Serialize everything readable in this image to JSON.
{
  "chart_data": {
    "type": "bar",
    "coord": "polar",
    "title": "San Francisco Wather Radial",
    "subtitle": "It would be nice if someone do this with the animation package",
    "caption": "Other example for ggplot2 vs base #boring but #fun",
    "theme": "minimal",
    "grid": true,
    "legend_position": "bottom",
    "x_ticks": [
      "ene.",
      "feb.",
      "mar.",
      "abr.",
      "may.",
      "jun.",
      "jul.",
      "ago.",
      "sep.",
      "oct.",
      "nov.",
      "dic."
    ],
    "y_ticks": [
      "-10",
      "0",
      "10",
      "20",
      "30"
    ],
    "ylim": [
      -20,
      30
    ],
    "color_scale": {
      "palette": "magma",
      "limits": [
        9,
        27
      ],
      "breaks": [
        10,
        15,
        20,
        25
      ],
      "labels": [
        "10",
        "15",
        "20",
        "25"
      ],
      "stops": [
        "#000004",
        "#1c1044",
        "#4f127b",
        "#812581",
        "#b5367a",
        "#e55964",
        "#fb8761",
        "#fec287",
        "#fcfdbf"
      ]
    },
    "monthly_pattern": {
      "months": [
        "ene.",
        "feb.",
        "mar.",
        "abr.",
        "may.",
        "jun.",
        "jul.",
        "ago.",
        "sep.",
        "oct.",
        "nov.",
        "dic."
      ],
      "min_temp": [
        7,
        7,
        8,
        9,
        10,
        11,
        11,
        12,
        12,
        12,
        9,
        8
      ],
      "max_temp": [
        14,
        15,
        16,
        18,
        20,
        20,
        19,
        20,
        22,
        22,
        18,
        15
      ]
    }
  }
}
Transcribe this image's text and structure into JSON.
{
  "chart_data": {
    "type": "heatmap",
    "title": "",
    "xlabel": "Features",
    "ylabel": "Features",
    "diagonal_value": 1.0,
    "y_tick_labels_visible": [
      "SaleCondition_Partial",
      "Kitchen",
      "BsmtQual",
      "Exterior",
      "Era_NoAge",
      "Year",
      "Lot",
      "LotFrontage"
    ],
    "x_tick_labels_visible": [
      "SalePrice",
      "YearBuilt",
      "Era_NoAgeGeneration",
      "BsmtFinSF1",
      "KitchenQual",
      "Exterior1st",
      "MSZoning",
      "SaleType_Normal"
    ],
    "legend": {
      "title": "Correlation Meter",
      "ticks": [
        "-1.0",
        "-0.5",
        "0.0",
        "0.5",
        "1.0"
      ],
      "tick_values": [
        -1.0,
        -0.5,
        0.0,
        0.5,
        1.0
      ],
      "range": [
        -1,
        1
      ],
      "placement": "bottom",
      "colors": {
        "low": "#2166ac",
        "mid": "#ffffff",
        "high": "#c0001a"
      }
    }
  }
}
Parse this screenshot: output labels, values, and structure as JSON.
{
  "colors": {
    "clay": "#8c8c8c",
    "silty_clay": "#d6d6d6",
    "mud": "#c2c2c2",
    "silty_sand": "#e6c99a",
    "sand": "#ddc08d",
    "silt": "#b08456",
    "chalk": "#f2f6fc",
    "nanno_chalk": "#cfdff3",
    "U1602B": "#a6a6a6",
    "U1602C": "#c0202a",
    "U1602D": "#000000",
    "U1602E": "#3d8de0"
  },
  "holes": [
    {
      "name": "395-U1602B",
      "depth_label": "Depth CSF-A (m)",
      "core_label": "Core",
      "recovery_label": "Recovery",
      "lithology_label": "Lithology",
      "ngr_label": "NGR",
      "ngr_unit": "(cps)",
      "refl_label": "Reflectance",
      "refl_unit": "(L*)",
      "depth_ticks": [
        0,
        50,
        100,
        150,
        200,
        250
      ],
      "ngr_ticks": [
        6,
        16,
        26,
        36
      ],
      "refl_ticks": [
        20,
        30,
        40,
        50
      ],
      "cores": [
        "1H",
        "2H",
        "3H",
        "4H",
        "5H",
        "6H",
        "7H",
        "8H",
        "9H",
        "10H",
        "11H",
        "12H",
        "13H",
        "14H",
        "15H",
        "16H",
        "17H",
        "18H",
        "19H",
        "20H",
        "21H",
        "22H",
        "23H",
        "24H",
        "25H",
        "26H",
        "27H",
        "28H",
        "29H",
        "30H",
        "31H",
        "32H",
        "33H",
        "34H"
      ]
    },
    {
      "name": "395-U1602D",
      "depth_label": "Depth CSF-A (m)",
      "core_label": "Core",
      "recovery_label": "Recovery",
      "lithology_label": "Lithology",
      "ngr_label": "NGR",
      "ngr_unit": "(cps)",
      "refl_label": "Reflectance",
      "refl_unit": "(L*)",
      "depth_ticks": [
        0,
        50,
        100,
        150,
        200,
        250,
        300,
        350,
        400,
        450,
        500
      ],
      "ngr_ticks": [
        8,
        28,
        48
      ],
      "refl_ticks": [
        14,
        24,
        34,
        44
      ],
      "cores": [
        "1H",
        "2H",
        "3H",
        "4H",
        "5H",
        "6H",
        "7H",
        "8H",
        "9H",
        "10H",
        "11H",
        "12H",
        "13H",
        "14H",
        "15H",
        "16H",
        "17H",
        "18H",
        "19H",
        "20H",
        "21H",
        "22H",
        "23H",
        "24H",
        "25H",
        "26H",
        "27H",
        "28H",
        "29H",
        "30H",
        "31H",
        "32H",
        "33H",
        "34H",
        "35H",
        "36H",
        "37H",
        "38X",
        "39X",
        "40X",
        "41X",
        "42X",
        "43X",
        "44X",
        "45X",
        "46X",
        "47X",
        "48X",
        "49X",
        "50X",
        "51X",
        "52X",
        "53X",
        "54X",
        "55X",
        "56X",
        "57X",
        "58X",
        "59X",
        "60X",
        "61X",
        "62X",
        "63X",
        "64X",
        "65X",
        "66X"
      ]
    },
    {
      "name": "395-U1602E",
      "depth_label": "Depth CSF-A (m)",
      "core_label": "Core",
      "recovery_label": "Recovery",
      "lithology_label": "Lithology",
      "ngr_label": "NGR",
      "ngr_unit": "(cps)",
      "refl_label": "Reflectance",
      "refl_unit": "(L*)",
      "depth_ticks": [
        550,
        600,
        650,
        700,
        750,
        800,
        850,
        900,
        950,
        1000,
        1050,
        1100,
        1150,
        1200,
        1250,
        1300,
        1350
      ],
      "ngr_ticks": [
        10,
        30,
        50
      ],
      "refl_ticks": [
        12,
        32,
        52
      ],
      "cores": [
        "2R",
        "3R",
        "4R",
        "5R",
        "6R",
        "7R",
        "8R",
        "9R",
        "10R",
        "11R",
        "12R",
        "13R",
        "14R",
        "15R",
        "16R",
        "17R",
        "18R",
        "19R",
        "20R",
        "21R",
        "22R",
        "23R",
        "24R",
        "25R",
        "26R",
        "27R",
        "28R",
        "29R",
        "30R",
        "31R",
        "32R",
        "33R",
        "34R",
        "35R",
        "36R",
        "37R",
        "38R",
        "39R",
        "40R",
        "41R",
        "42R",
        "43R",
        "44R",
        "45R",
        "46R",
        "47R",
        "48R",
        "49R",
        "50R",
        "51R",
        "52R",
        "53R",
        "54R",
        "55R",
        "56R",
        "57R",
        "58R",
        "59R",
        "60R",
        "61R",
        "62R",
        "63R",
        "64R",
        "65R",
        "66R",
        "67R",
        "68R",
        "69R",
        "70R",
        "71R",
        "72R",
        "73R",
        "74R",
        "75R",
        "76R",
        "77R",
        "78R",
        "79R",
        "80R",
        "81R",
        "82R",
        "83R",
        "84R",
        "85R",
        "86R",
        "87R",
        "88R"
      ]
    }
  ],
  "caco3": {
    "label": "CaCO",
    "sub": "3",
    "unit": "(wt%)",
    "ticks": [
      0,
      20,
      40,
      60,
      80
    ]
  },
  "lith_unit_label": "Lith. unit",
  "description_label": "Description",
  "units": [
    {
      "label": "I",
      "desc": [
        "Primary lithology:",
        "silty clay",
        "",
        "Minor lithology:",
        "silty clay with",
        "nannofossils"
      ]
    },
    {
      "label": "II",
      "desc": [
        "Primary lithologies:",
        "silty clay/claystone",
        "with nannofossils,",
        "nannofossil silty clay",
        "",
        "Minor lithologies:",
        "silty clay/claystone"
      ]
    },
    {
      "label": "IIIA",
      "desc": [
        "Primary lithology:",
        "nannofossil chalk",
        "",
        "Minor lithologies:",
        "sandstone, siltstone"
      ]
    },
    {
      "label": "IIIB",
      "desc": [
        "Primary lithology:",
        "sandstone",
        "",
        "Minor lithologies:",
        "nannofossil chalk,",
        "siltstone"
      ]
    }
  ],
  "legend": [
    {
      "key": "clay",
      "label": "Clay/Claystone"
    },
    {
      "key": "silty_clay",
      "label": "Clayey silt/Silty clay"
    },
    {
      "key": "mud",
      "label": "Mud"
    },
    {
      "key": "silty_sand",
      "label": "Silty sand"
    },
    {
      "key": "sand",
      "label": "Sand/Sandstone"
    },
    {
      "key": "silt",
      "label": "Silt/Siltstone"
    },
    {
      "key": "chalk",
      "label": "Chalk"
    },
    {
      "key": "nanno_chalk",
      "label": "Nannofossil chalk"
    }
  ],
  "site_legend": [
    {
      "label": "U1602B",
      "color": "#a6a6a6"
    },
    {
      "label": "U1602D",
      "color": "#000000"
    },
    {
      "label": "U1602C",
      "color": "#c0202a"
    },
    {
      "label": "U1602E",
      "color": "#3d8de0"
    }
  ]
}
○ ○ ○ ○
Copy out every line of the data that includes the word "this".

Serialize everything readable in this image to JSON.
    "subtitle": "It would be nice if someone do this with the animation package",
Transcribe this image's text and structure into JSON.
Parse this screenshot: output labels, values, and structure as JSON.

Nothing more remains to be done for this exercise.